• PROBLEM: Omit all images, then return the remaining material exactly as it stands.

Saved entries

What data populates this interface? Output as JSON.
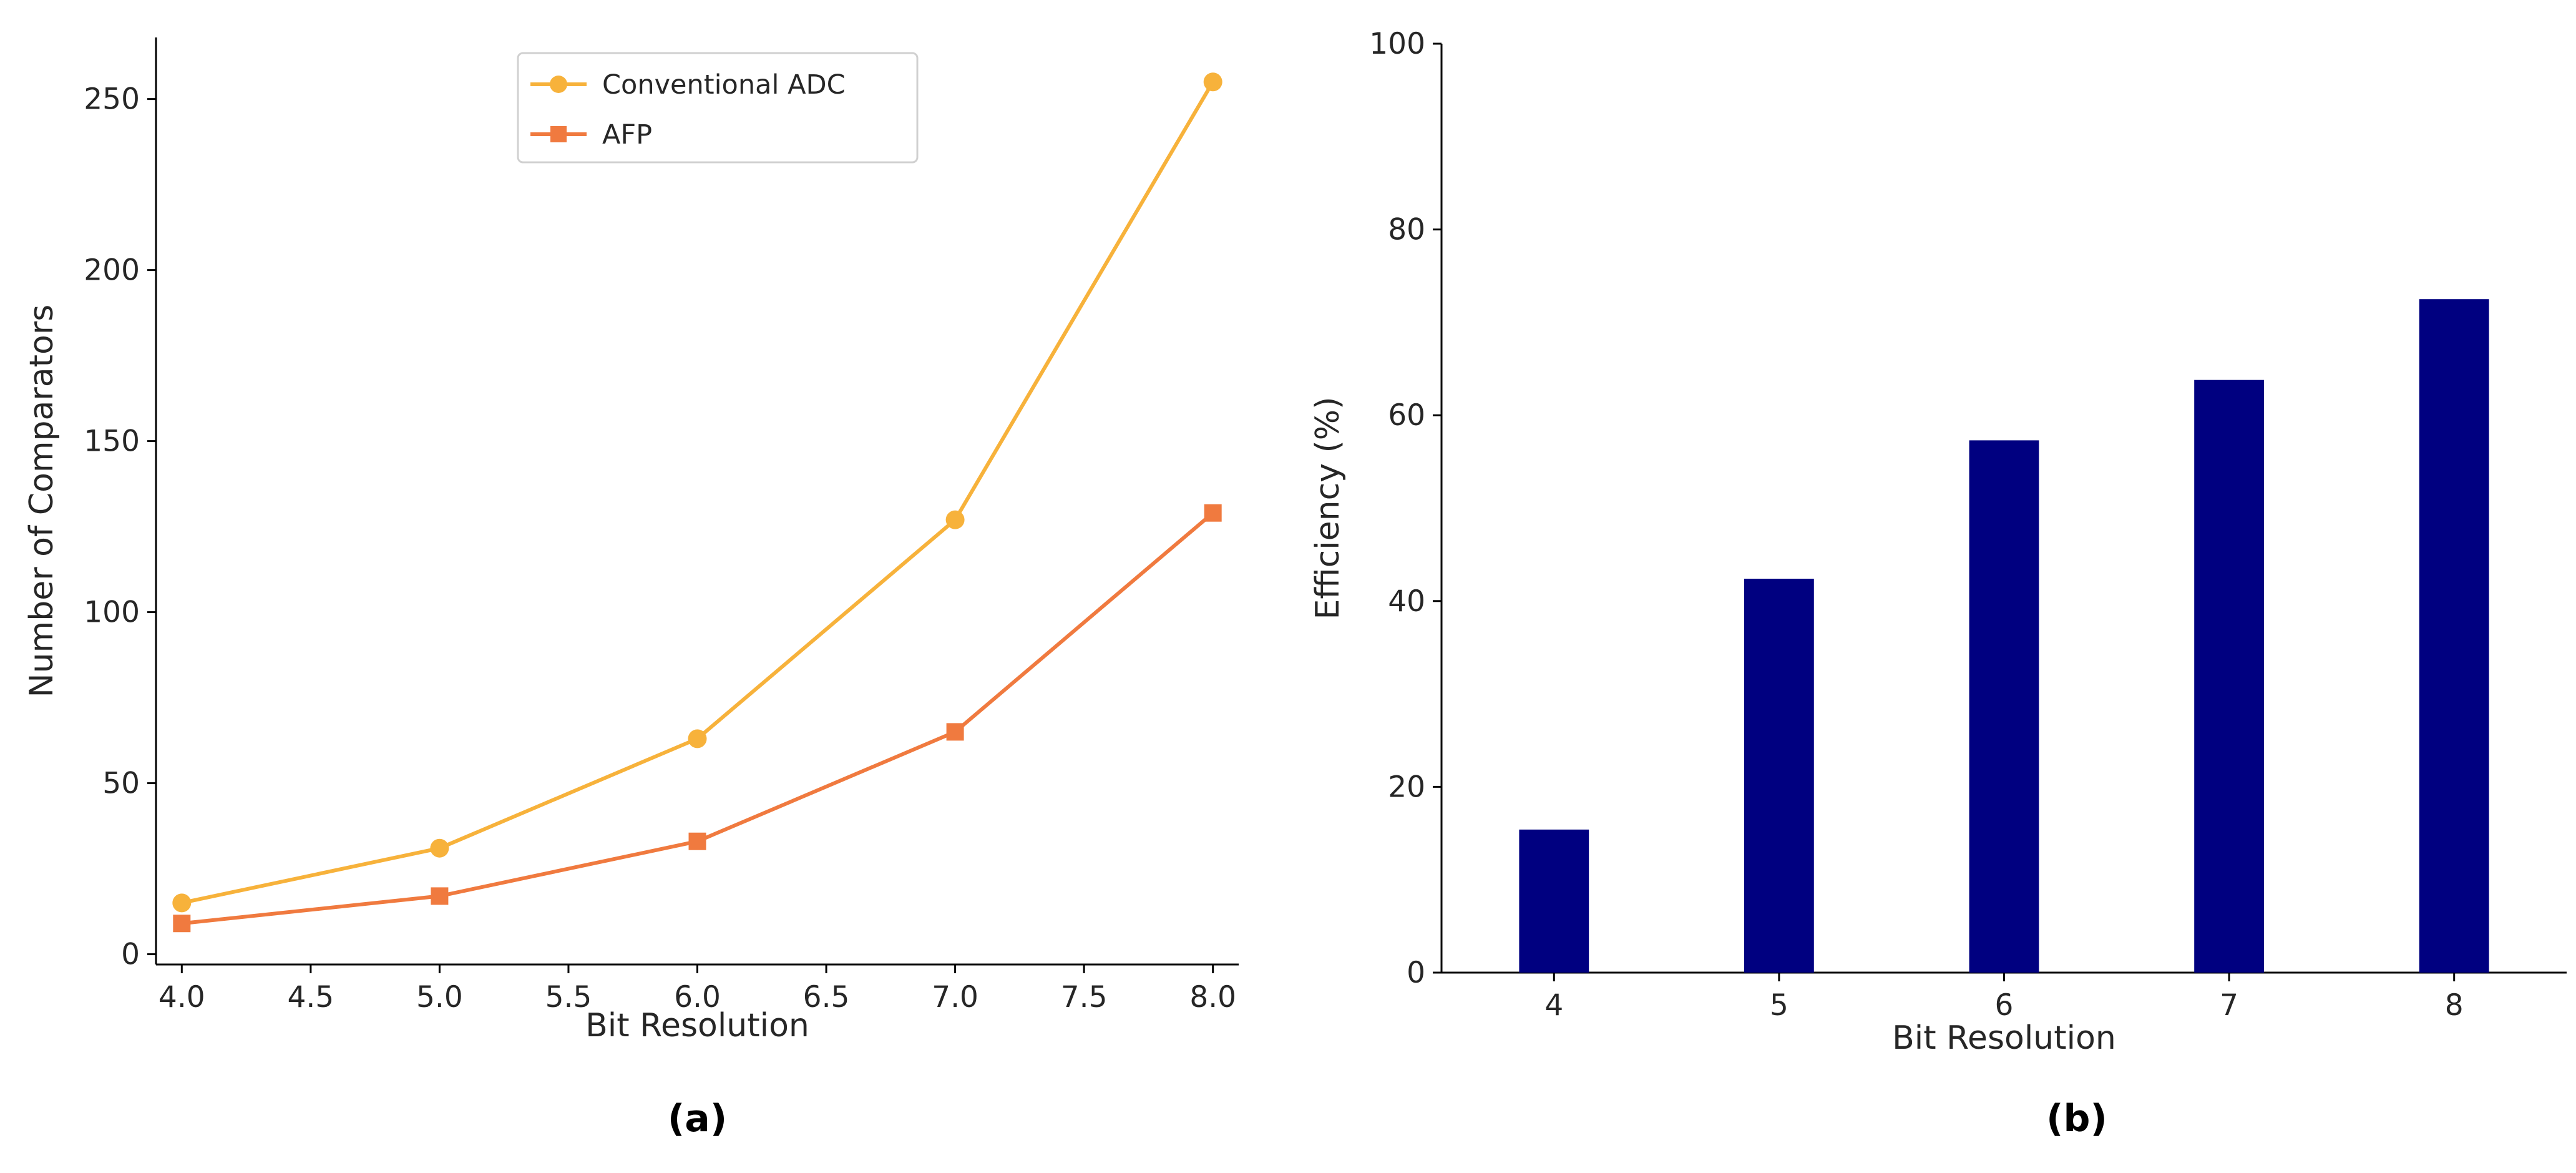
{
  "chart_data": [
    {
      "type": "line",
      "panel_label": "(a)",
      "title": "",
      "xlabel": "Bit Resolution",
      "ylabel": "Number of Comparators",
      "x": [
        4.0,
        5.0,
        6.0,
        7.0,
        8.0
      ],
      "series": [
        {
          "name": "Conventional ADC",
          "marker": "circle",
          "color": "#F7B23B",
          "values": [
            15,
            31,
            63,
            127,
            255
          ]
        },
        {
          "name": "AFP",
          "marker": "square",
          "color": "#F07A3F",
          "values": [
            9,
            17,
            33,
            65,
            129
          ]
        }
      ],
      "xlim": [
        3.9,
        8.1
      ],
      "ylim": [
        -3,
        268
      ],
      "xticks": [
        "4.0",
        "4.5",
        "5.0",
        "5.5",
        "6.0",
        "6.5",
        "7.0",
        "7.5",
        "8.0"
      ],
      "xtick_values": [
        4.0,
        4.5,
        5.0,
        5.5,
        6.0,
        6.5,
        7.0,
        7.5,
        8.0
      ],
      "yticks": [
        "0",
        "50",
        "100",
        "150",
        "200",
        "250"
      ],
      "ytick_values": [
        0,
        50,
        100,
        150,
        200,
        250
      ],
      "legend_position": "top-center",
      "grid": false
    },
    {
      "type": "bar",
      "panel_label": "(b)",
      "title": "",
      "xlabel": "Bit Resolution",
      "ylabel": "Efficiency (%)",
      "categories": [
        "4",
        "5",
        "6",
        "7",
        "8"
      ],
      "values": [
        15.4,
        42.4,
        57.3,
        63.8,
        72.5
      ],
      "color": "#000080",
      "ylim": [
        0,
        100
      ],
      "yticks": [
        "0",
        "20",
        "40",
        "60",
        "80",
        "100"
      ],
      "ytick_values": [
        0,
        20,
        40,
        60,
        80,
        100
      ],
      "grid": false
    }
  ]
}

• EXPECTED ANSWER:
What data populates this interface? Output as JSON.
{
  "chart_data": [
    {
      "type": "line",
      "panel_label": "(a)",
      "title": "",
      "xlabel": "Bit Resolution",
      "ylabel": "Number of Comparators",
      "x": [
        4.0,
        5.0,
        6.0,
        7.0,
        8.0
      ],
      "series": [
        {
          "name": "Conventional ADC",
          "marker": "circle",
          "color": "#F7B23B",
          "values": [
            15,
            31,
            63,
            127,
            255
          ]
        },
        {
          "name": "AFP",
          "marker": "square",
          "color": "#F07A3F",
          "values": [
            9,
            17,
            33,
            65,
            129
          ]
        }
      ],
      "xlim": [
        3.9,
        8.1
      ],
      "ylim": [
        -3,
        268
      ],
      "xticks": [
        "4.0",
        "4.5",
        "5.0",
        "5.5",
        "6.0",
        "6.5",
        "7.0",
        "7.5",
        "8.0"
      ],
      "xtick_values": [
        4.0,
        4.5,
        5.0,
        5.5,
        6.0,
        6.5,
        7.0,
        7.5,
        8.0
      ],
      "yticks": [
        "0",
        "50",
        "100",
        "150",
        "200",
        "250"
      ],
      "ytick_values": [
        0,
        50,
        100,
        150,
        200,
        250
      ],
      "legend_position": "top-center",
      "grid": false
    },
    {
      "type": "bar",
      "panel_label": "(b)",
      "title": "",
      "xlabel": "Bit Resolution",
      "ylabel": "Efficiency (%)",
      "categories": [
        "4",
        "5",
        "6",
        "7",
        "8"
      ],
      "values": [
        15.4,
        42.4,
        57.3,
        63.8,
        72.5
      ],
      "color": "#000080",
      "ylim": [
        0,
        100
      ],
      "yticks": [
        "0",
        "20",
        "40",
        "60",
        "80",
        "100"
      ],
      "ytick_values": [
        0,
        20,
        40,
        60,
        80,
        100
      ],
      "grid": false
    }
  ]
}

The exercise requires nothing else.